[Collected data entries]
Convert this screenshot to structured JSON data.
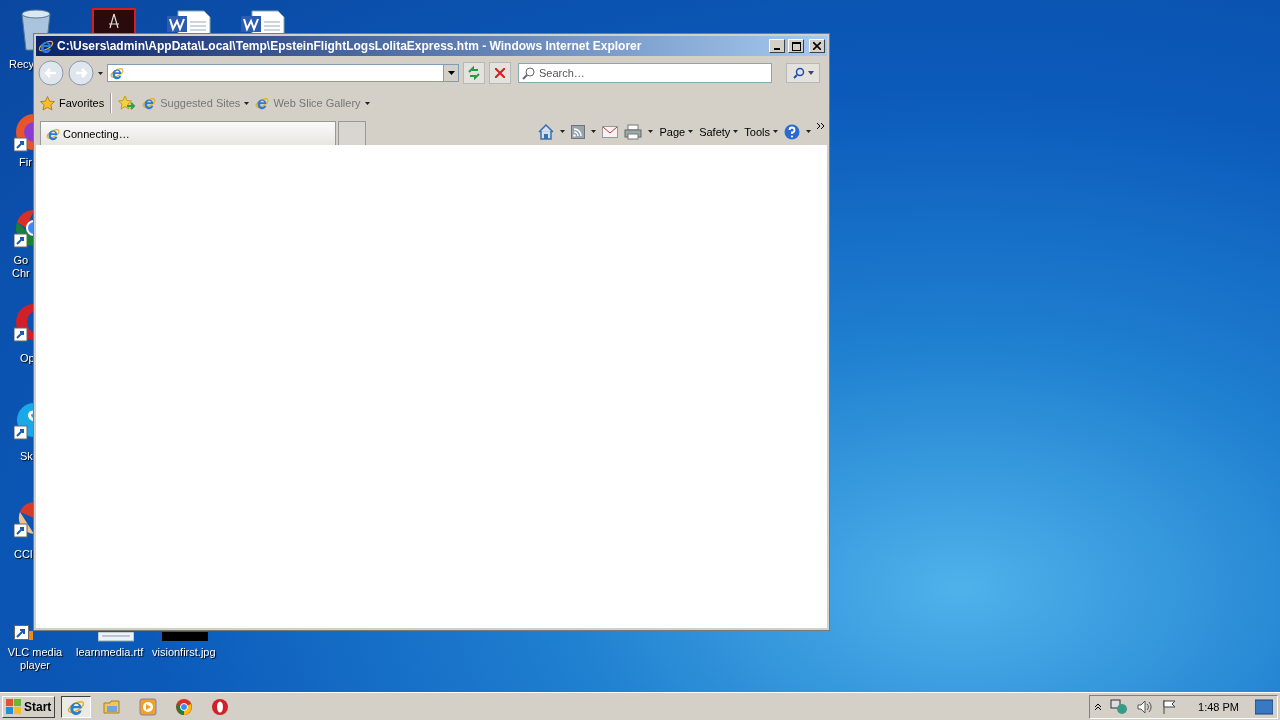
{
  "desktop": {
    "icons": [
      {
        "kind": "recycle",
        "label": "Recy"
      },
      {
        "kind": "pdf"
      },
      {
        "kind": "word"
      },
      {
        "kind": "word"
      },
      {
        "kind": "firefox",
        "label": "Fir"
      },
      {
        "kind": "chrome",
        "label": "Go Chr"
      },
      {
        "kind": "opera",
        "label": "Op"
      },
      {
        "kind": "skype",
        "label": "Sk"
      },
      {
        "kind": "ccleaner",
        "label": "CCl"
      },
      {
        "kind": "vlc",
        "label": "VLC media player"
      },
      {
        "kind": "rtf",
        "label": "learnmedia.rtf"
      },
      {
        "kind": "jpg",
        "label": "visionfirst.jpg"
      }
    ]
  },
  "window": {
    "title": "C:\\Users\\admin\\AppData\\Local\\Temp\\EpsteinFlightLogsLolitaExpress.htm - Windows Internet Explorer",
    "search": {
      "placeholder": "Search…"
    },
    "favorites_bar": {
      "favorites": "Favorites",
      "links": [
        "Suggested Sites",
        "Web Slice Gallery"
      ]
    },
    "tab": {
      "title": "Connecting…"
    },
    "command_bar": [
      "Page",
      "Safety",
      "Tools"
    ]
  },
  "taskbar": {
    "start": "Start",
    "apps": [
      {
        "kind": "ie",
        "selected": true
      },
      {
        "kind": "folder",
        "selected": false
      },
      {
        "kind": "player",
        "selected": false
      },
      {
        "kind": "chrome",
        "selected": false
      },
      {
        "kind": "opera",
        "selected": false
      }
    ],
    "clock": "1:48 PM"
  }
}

--

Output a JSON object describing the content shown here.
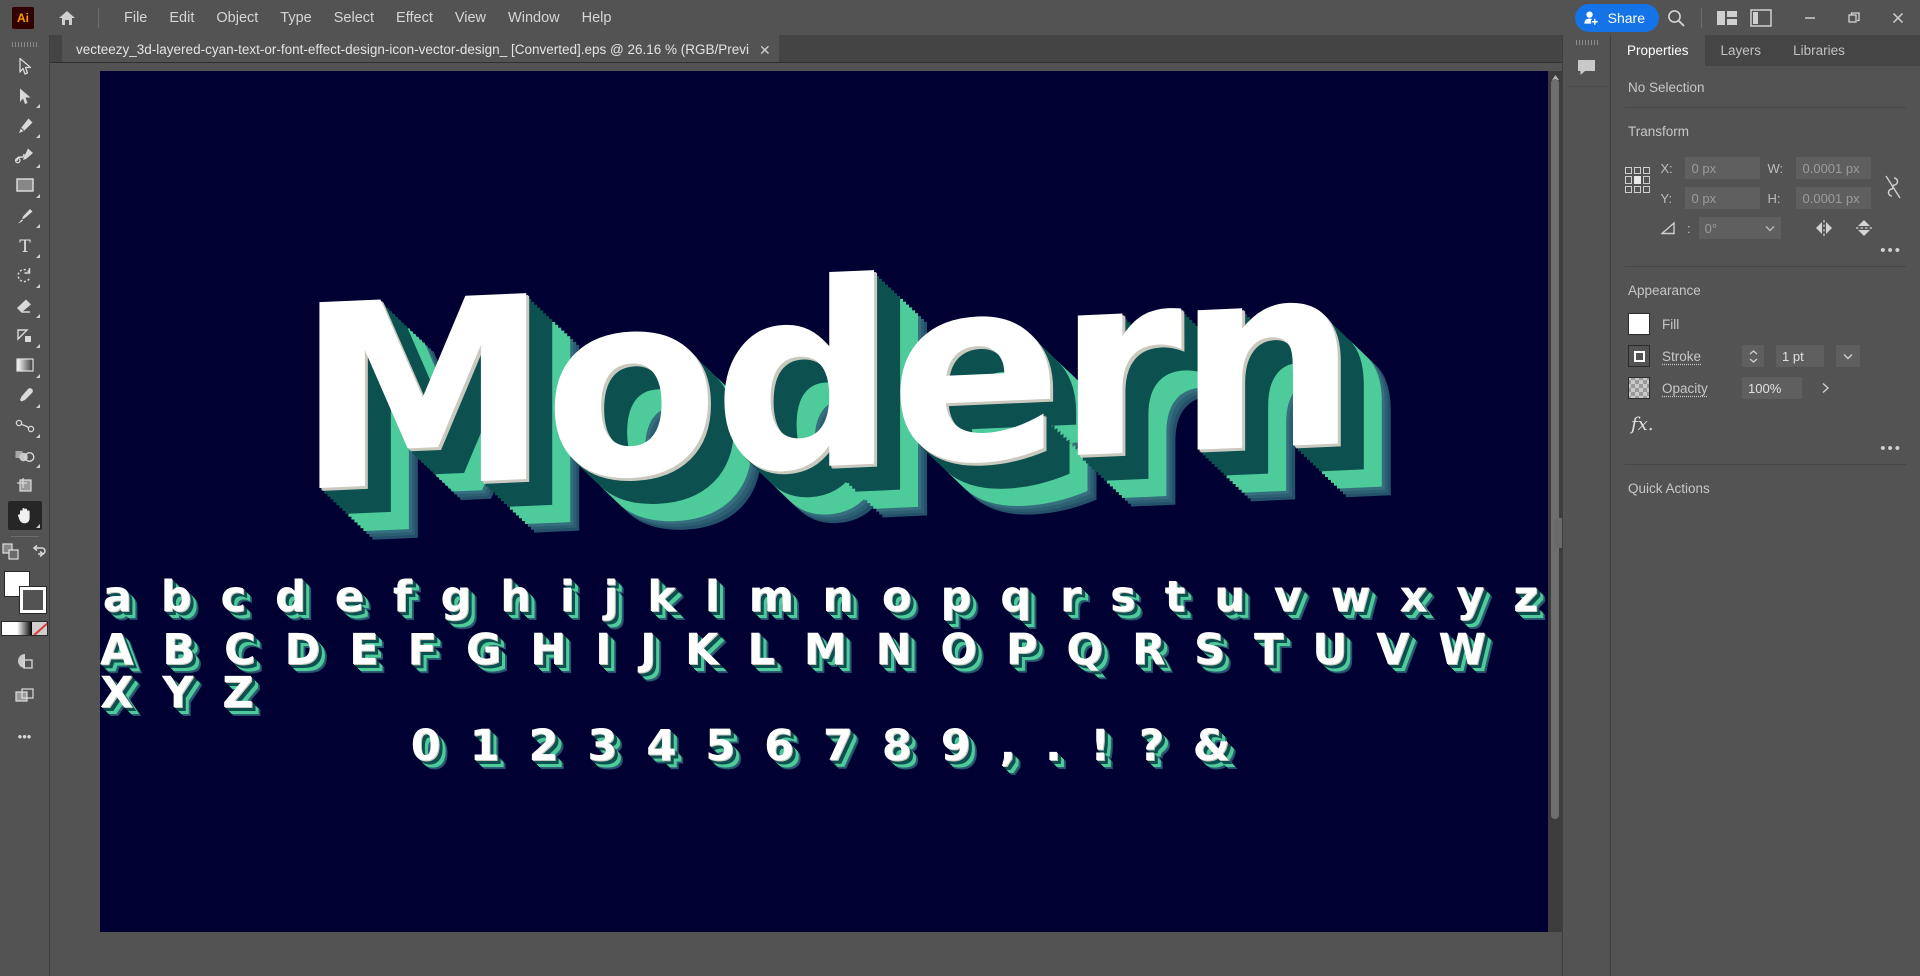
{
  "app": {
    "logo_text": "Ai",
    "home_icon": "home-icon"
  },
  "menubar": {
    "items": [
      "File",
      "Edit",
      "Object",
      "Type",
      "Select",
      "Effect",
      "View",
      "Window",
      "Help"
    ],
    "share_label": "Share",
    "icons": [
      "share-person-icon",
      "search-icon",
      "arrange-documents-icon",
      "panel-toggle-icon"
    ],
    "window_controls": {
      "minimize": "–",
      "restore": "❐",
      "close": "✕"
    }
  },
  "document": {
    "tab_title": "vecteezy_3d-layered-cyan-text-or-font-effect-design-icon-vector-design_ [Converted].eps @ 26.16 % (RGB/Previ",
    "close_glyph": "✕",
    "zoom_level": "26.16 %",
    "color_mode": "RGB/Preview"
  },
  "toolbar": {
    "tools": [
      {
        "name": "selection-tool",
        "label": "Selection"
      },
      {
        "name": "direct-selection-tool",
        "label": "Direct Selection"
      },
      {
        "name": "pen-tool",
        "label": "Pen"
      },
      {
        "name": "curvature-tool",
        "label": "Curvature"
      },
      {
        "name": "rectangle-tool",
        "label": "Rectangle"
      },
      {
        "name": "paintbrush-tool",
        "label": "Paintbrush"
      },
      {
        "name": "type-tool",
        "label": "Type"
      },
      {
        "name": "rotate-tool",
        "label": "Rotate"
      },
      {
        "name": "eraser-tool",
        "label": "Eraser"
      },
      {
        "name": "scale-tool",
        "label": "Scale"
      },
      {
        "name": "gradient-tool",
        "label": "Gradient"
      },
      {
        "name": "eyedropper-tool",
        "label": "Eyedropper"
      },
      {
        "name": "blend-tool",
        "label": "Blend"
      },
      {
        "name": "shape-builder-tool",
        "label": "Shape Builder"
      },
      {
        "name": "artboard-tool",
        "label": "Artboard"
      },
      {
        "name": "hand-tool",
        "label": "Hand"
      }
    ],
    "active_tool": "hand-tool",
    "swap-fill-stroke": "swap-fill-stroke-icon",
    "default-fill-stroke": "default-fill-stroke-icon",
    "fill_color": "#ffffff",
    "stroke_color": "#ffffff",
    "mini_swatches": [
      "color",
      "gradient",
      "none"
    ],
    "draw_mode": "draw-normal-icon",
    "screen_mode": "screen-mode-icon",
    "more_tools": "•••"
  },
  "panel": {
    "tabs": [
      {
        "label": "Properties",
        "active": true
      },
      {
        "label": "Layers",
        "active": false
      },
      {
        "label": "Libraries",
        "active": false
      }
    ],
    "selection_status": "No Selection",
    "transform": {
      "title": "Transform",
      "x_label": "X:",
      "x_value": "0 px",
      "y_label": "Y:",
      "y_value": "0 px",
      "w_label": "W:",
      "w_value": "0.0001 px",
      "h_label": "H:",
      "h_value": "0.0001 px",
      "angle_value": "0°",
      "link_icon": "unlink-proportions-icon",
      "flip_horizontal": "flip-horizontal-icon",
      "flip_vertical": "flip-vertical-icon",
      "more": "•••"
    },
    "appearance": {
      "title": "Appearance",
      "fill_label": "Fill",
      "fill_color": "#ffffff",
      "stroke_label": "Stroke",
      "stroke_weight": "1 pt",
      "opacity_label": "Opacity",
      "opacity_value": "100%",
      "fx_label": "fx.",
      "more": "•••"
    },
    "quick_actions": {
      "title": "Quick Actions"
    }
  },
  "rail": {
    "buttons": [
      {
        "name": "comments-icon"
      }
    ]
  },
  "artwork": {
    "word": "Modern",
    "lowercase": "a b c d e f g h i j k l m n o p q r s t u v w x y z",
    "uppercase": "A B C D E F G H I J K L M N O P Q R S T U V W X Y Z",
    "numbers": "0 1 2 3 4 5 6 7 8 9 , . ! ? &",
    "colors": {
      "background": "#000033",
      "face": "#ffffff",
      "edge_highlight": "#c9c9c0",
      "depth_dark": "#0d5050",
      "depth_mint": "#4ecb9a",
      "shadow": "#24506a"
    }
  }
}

[Instruction] In the material above, how many lines hold the word "flip"? Say only the number.

[Full solution] 2